▸ SOURCE TEXT:
※ ※ ※

Polymorphic variability in the tumour-suppressor protein p53 at codon 72 has a considerable impact on cervical cancer development. The present study clarified the association between p53 codon 72 genotypes and the risk of cervical disease in Greek patients. We also examined whether the presence of specific p53 genotypes in combination with HPV16 variants or E6 T350G sequence variation can modify an individual's susceptibility to cervical disease.Methodology.
The analysis of p53 genotypes was performed through PCR-RFLP. Sequence and phylogenetic tree analyses of the HPV16 E6 gene were also performed in order to identify HPV16 variants and T350G sequence variation.Results/Key findings.

※ ※ ※

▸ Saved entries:
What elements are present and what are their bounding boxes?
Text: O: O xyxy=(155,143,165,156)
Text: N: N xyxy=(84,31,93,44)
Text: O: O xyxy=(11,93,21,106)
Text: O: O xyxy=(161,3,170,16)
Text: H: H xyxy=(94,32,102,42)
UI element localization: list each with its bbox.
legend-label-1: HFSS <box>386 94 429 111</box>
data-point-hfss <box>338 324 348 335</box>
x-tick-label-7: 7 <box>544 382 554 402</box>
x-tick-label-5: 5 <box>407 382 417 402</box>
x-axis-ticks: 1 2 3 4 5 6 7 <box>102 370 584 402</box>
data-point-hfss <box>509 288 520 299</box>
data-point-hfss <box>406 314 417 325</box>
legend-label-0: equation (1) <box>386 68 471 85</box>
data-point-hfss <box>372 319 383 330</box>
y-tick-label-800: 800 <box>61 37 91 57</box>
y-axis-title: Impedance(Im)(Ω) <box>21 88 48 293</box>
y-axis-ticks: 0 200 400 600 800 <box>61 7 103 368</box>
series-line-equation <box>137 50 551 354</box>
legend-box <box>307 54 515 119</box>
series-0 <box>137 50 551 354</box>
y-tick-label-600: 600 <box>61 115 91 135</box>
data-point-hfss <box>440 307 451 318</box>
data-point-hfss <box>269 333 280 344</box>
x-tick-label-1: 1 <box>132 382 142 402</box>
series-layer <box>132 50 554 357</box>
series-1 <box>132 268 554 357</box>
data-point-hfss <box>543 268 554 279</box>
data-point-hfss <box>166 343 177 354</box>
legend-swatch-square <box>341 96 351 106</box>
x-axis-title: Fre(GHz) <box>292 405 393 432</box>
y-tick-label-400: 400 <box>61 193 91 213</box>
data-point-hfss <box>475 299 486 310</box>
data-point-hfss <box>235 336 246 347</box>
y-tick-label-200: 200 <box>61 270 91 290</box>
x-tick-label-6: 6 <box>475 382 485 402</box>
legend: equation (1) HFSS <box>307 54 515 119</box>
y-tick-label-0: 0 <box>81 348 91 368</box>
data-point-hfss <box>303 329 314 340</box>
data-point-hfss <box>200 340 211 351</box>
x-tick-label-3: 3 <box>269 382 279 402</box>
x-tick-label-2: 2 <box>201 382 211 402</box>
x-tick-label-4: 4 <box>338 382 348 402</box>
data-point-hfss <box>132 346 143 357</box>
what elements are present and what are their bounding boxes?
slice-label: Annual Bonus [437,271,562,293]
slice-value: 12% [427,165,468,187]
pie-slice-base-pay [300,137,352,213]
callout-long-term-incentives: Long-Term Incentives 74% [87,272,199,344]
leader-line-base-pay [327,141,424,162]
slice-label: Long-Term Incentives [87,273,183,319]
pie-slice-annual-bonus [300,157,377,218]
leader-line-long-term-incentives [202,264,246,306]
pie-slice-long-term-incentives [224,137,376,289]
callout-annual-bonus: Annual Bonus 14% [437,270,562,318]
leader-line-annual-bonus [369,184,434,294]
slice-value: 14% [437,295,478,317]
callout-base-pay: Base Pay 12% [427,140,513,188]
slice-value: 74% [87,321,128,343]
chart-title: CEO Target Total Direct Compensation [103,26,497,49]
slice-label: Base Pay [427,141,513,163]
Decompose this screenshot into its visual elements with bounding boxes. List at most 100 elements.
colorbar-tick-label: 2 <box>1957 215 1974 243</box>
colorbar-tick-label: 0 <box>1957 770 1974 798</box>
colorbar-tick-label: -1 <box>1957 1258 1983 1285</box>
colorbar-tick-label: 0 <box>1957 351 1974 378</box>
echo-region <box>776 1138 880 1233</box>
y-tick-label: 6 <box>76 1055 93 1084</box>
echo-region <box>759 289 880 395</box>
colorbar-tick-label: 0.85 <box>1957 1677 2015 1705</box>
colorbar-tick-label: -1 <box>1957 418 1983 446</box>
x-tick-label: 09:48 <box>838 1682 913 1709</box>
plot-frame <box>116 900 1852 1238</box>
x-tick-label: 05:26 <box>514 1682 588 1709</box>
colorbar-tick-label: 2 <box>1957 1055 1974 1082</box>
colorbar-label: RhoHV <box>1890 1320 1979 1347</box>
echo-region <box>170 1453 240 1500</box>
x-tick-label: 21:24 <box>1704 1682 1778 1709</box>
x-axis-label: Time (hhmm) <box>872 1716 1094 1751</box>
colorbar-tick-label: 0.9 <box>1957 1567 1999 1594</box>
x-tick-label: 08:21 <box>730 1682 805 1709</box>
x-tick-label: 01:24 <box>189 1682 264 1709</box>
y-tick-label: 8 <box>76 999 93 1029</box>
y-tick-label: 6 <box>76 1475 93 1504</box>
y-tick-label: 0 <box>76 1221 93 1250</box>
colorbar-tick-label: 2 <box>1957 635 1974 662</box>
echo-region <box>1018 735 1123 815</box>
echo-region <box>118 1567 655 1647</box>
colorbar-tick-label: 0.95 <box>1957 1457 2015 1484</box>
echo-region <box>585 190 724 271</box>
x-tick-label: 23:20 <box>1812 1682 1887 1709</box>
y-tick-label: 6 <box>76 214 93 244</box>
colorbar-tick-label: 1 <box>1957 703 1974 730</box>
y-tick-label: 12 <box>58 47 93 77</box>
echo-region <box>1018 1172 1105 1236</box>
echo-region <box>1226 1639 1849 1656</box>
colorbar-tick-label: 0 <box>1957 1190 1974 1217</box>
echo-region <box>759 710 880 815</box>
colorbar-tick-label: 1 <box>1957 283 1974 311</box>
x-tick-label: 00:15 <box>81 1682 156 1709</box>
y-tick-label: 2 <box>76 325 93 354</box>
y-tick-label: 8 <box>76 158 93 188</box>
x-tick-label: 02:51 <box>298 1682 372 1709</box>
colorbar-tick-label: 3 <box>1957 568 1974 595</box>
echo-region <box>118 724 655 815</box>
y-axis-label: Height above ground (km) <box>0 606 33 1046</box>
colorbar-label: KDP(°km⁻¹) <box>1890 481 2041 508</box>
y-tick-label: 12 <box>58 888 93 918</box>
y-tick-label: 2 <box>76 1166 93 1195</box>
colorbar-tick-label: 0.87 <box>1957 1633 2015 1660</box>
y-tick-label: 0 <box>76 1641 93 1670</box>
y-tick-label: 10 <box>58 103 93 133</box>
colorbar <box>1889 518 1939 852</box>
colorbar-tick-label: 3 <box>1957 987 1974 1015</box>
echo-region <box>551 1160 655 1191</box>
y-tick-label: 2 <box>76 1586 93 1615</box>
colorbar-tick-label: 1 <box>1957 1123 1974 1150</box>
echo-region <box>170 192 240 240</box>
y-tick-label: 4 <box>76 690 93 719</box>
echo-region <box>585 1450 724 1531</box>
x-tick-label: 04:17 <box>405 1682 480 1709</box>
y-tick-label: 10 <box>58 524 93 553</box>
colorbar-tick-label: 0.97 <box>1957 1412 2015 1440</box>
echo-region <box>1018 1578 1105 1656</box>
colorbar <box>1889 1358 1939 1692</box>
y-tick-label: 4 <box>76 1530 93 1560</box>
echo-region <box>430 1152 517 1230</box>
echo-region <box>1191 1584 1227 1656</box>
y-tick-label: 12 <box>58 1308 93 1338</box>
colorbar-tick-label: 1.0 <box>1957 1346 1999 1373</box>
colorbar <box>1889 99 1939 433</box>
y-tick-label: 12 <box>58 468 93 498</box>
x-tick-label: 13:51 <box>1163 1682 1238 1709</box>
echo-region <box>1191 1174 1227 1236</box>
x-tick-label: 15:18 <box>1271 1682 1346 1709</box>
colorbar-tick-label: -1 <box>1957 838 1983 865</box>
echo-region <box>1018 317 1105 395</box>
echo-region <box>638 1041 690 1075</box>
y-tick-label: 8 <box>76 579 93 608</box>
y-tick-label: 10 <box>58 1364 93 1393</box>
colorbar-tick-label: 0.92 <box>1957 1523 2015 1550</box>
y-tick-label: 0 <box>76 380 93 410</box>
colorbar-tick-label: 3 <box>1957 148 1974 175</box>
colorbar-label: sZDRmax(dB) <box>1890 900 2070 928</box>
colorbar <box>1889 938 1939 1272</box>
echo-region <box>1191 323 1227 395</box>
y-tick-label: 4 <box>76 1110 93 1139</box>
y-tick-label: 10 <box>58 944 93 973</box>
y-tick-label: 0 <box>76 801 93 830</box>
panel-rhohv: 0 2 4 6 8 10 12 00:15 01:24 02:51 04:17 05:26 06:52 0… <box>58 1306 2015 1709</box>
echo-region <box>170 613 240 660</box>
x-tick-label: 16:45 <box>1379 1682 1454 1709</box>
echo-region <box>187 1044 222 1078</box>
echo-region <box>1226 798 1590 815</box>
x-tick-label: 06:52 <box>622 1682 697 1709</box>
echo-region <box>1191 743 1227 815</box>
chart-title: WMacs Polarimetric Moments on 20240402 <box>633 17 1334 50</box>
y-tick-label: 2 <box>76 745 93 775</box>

※ ※ ※

▸ TASKS TO PERFORM:
(a) Revise the p53 abstract, starting at the words "Polymorphic variability in" and stopping after "to cervical disease.Methodology.", and change "Greek" to "Cypriot".
(b) According to the p53 abstract, which technique was used to analyze the p53 genotypes?
(c) Decide whether each statement agrees with the p53 abstract: (i) The study examined the risk of cervical disease in Greek patients. (ii) HPV16 variants were identified through PCR-RFLP.
These rows have no connection to the p53 abstract.

▸ TASK ANSWERS:
(a)
Polymorphic variability in the tumour-suppressor protein p53 at codon 72 has a considerable impact on cervical cancer development. The present study clarified the association between p53 codon 72 genotypes and the risk of cervical disease in Cypriot patients. We also examined whether the presence of specific p53 genotypes in combination with HPV16 variants or E6 T350G sequence variation can modify an individual's susceptibility to cervical disease.Methodology.

(b) PCR-RFLP

(c)
(i) Yes: "the risk of cervical disease in Greek patients"
(ii) No: "Sequence and phylogenetic tree analyses of the HPV16 E6 gene were also performed in order to identify HPV16 variants"